* _Aufgaben_:
• A. Fassen Sie im Beschluss unten den Absatz, der mit „Die Klägerin begehrt die Aufhebung“ beginnt, als knappe Stichpunktliste zusammen und behalten Sie dabei seine wesentlichen Fakten bei.
• B. Übersetzen Sie aus dem Beschluss unten den Satz „Die beklagte Partei ist schuldig, der klagenden Partei binnen 14 Tagen die mit 768,24 EUR (darin 128,04 EUR USt) bestimmten Kosten des Revisionsverfahrens zu ersetzen.“ ins Englische.

* _Text_:
------------------------------------------------------------

OGH 6Ob257/08z

OGH6Ob257/08z17.12.2008

Der Oberste Gerichtshof hat als Revisionsgericht durch den Senatspräsidenten des Obersten Gerichtshofs Hon.-Prof. Dr. Pimmer als Vorsitzenden und durch die Hofrätin des Obersten Gerichtshofs Dr. Schenk sowie die Hofräte des Obersten Gerichtshofs Dr. Schramm, Dr. Gitschthaler und Univ.-Prof. Dr. Kodek als weitere Richter in der Rechtssache der klagenden Partei Mag. Dr. Renate H*****, vertreten durch Sauerzopf & Partner Rechtsanwälte in Wien, gegen die beklagte Partei M*****, vertreten durch Ploil Krepp & Partner Rechtsanwälte GmbH in Wien, wegen Anfechtung eines Vertrags, Feststellung und Zahlung von 6.849,60 EUR (im Revisionsverfahren 5.449,60 EUR) sA, über die Revision der beklagten Partei gegen das Urteil des Landesgerichts für Zivilrechtssachen Wien als Berufungsgericht vom 31. Juli 2008, GZ 36 R 35/08a-24, womit das Urteil des Bezirksgerichts Döbling vom 25. Oktober 2007, GZ 5 C 31/07a-20, bestätigt wurde, in nichtöffentlicher Sitzung den Beschluss

gefasst:

 

Spruch:

Die Revision wird zurückgewiesen.

Die beklagte Partei ist schuldig, der klagenden Partei binnen 14 Tagen die mit 768,24 EUR (darin 128,04 EUR USt) bestimmten Kosten des Revisionsverfahrens zu ersetzen.

Text

Begründung

Die Klägerin begehrt die Aufhebung des mit dem beklagten Schulverein für ihre Tochter Nora H***** geschlossenen Schulvertrags, die Rückzahlung von 6.849,60 EUR sowie die Feststellung der Haftung für künftige Schäden. Die Klägerin sei bei Abschluss des Schulvertrags in einem wesentlichen Irrtum befangen gewesen, der durch das Verhalten der Beklagten und der Direktorin der Schule veranlasst worden sei. Die Beklagte habe in objektiv unrichtiger Weise damit geworben, dass der Schule das Öffentlichkeitsrecht verliehen worden sei, sodass sogar von listiger Irreführung gesprochen werden müsse. Eine Aufklärung der Klägerin über das fehlende Öffentlichkeitsrecht sei umso gebotener gewesen, als der Direktorin bekannt gewesen sei, dass ein nach Ansicht der Beklagten ihr nicht wohlgesonnener Landesschulinspektor mit der Überprüfung der Schule beauftragt gewesen sei.

------------------------------------------------------------

* _Bereitgestelltes Material_:
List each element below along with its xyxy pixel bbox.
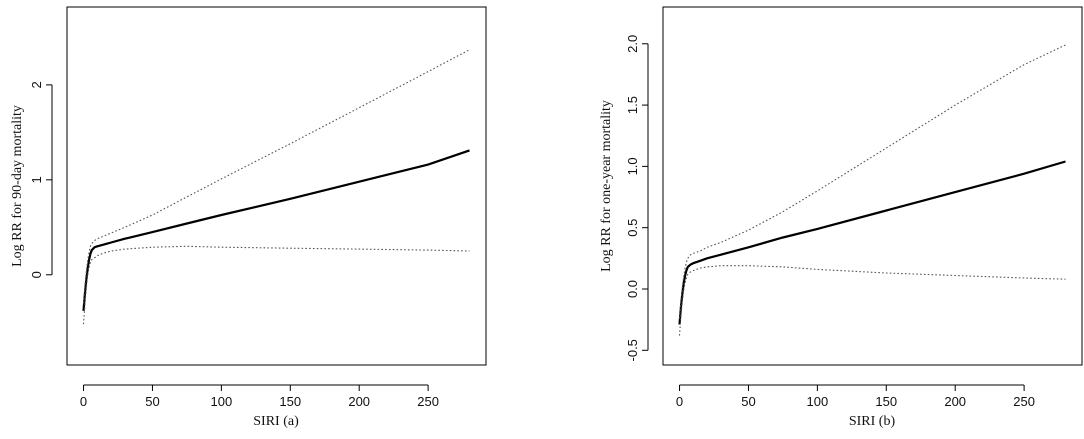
y-tick-label: 1.5	[625, 96, 640, 114]
chart-panel-a: 0 50 100 150 200 250 0 1 2 SIRI (a) Log RR for …	[10, 6, 487, 429]
x-tick-label: 0	[80, 394, 87, 409]
plot-frame-a	[66, 6, 487, 366]
x-axis-title-b: SIRI (b)	[849, 414, 896, 429]
x-tick-label: 50	[145, 394, 159, 409]
series-layer-b	[678, 44, 1066, 336]
x-tick-label: 100	[807, 394, 829, 409]
x-axis-b: 0 50 100 150 200 250	[676, 384, 1035, 409]
chart-panel-b: 0 50 100 150 200 250 -0.5 0.0 0.5 1.0 1.5 2.0 SIRI…	[599, 6, 1083, 429]
x-tick-label: 250	[417, 394, 439, 409]
upper-ci-curve-a	[82, 49, 470, 304]
x-axis-title-a: SIRI (a)	[253, 414, 299, 429]
x-tick-label: 0	[676, 394, 683, 409]
x-tick-label: 150	[875, 394, 897, 409]
lower-ci-curve-b	[678, 265, 1066, 336]
x-tick-label: 50	[741, 394, 755, 409]
x-axis-a: 0 50 100 150 200 250	[80, 384, 439, 409]
plot-frame-b	[662, 6, 1083, 366]
x-tick-label: 200	[348, 394, 370, 409]
y-tick-label: 0.5	[625, 219, 640, 237]
y-tick-label: 0	[29, 271, 44, 278]
x-tick-label: 250	[1013, 394, 1035, 409]
y-tick-label: -0.5	[625, 339, 640, 361]
fitted-curve-a	[82, 149, 470, 311]
y-axis-title-a: Log RR for 90-day mortality	[10, 105, 25, 267]
y-tick-label: 0.0	[625, 280, 640, 298]
y-axis-title-b: Log RR for one-year mortality	[599, 100, 614, 272]
y-axis-b: -0.5 0.0 0.5 1.0 1.5 2.0	[625, 35, 649, 361]
y-tick-label: 2	[29, 81, 44, 88]
lower-ci-curve-a	[82, 245, 470, 325]
y-tick-label: 1.0	[625, 157, 640, 175]
x-tick-label: 100	[211, 394, 233, 409]
y-axis-a: 0 1 2	[29, 81, 53, 278]
y-tick-label: 2.0	[625, 35, 640, 53]
y-tick-label: 1	[29, 176, 44, 183]
x-tick-label: 150	[279, 394, 301, 409]
series-layer-a	[82, 49, 470, 325]
x-tick-label: 200	[944, 394, 966, 409]
fitted-curve-b	[678, 160, 1066, 325]
upper-ci-curve-b	[678, 44, 1066, 319]
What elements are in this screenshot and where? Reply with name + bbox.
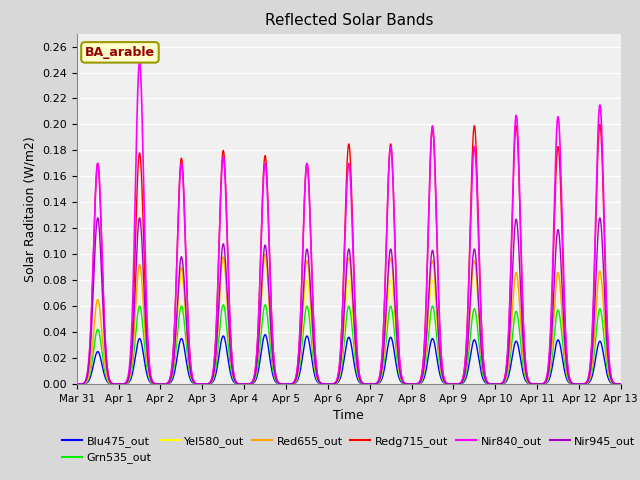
Nir945_out	[356, 379, 364, 384]
Title: Reflected Solar Bands: Reflected Solar Bands	[264, 13, 433, 28]
Yel580_out	[294, 371, 302, 376]
Grn535_out	[104, 378, 111, 384]
Yel580_out	[306, 298, 314, 304]
Nir945_out	[73, 381, 81, 387]
Nir945_out	[294, 367, 302, 373]
Yel580_out	[261, 254, 269, 260]
Yel580_out	[356, 379, 364, 385]
Line: Nir945_out: Nir945_out	[77, 218, 640, 384]
Line: Yel580_out: Yel580_out	[77, 257, 640, 384]
Yel580_out	[227, 349, 234, 355]
Line: Red655_out: Red655_out	[77, 254, 640, 384]
Blu475_out	[306, 343, 314, 348]
Blu475_out	[469, 338, 477, 344]
Blu475_out	[104, 379, 111, 385]
Blu475_out	[261, 332, 269, 337]
Nir945_out	[469, 251, 477, 257]
Line: Redg715_out: Redg715_out	[77, 124, 640, 384]
Redg715_out	[227, 323, 234, 328]
Nir840_out	[136, 59, 143, 65]
Nir945_out	[306, 273, 314, 279]
Redg715_out	[104, 367, 111, 372]
Text: BA_arable: BA_arable	[85, 46, 155, 59]
Nir840_out	[104, 367, 111, 372]
Red655_out	[469, 262, 477, 268]
Blu475_out	[294, 376, 302, 382]
Redg715_out	[356, 376, 364, 382]
Nir840_out	[356, 377, 364, 383]
Red655_out	[294, 369, 302, 374]
Yel580_out	[469, 262, 477, 268]
Blu475_out	[356, 380, 364, 386]
Red655_out	[73, 381, 81, 387]
Nir945_out	[94, 215, 102, 221]
Redg715_out	[73, 381, 81, 387]
Nir840_out	[469, 152, 477, 157]
X-axis label: Time: Time	[333, 409, 364, 422]
Legend: Blu475_out, Grn535_out, Yel580_out, Red655_out, Redg715_out, Nir840_out, Nir945_: Blu475_out, Grn535_out, Yel580_out, Red6…	[58, 432, 639, 468]
Blu475_out	[73, 381, 81, 387]
Nir945_out	[104, 371, 111, 377]
Grn535_out	[306, 319, 314, 324]
Red655_out	[356, 379, 364, 384]
Y-axis label: Solar Raditaion (W/m2): Solar Raditaion (W/m2)	[24, 136, 36, 282]
Blu475_out	[227, 369, 234, 375]
Redg715_out	[294, 360, 302, 365]
Nir840_out	[294, 359, 302, 364]
Grn535_out	[294, 373, 302, 379]
Line: Nir840_out: Nir840_out	[77, 62, 640, 384]
Yel580_out	[104, 376, 111, 382]
Nir840_out	[227, 326, 234, 332]
Grn535_out	[73, 381, 81, 387]
Red655_out	[104, 376, 111, 382]
Redg715_out	[596, 121, 604, 127]
Line: Grn535_out: Grn535_out	[77, 305, 640, 384]
Redg715_out	[306, 202, 314, 208]
Redg715_out	[469, 133, 477, 139]
Red655_out	[227, 349, 234, 355]
Grn535_out	[220, 302, 227, 308]
Grn535_out	[469, 309, 477, 314]
Line: Blu475_out: Blu475_out	[77, 335, 640, 384]
Red655_out	[261, 252, 269, 257]
Nir945_out	[227, 347, 234, 353]
Nir840_out	[306, 204, 314, 210]
Yel580_out	[73, 381, 81, 387]
Grn535_out	[356, 380, 364, 385]
Red655_out	[306, 283, 314, 288]
Nir840_out	[73, 381, 81, 387]
Grn535_out	[227, 362, 234, 368]
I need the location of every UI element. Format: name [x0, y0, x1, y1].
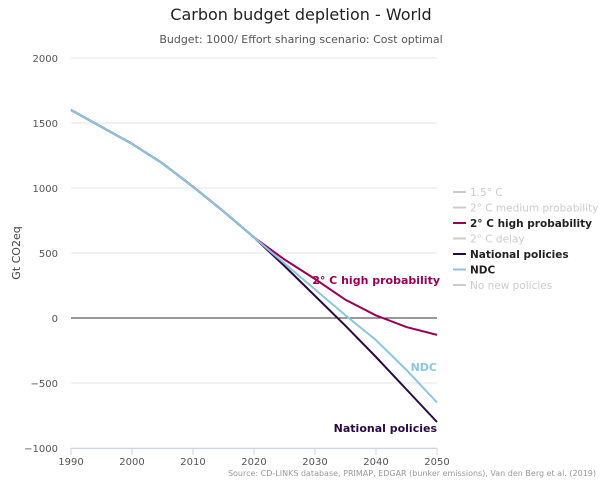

------------------------------------------------------------

* _Lösungen je Aufgabe_:
• A.
- Die Klägerin verlangt die Aufhebung des Schulvertrags, den sie mit dem beklagten Schulverein für ihre Tochter geschlossen hat. Außerdem fordert sie die Rückzahlung von 6.849,60 EUR und die Feststellung der Haftung für künftige Schäden.
- Sie macht geltend, dass sie sich bei Vertragsabschluss in einem wesentlichen Irrtum befunden habe. Diesen Irrtum hätten die Beklagte und die Schuldirektorin durch ihr Verhalten veranlasst.
- Die Beklagte habe in objektiv unrichtiger Weise damit geworben, dass der Schule das Öffentlichkeitsrecht verliehen worden sei. Dies sei sogar listige Irreführung.
- Eine Aufklärung über das fehlende Öffentlichkeitsrecht sei besonders geboten gewesen. Die Direktorin habe nämlich gewusst, dass ein Landesschulinspektor mit der Überprüfung der Schule beauftragt war, den die Beklagte für ihr nicht wohlgesonnen hielt.

• B. The defendant is ordered to reimburse the plaintiff, within 14 days, for the costs of the appellate review proceedings, assessed at EUR 768.24 (including EUR 128.04 VAT).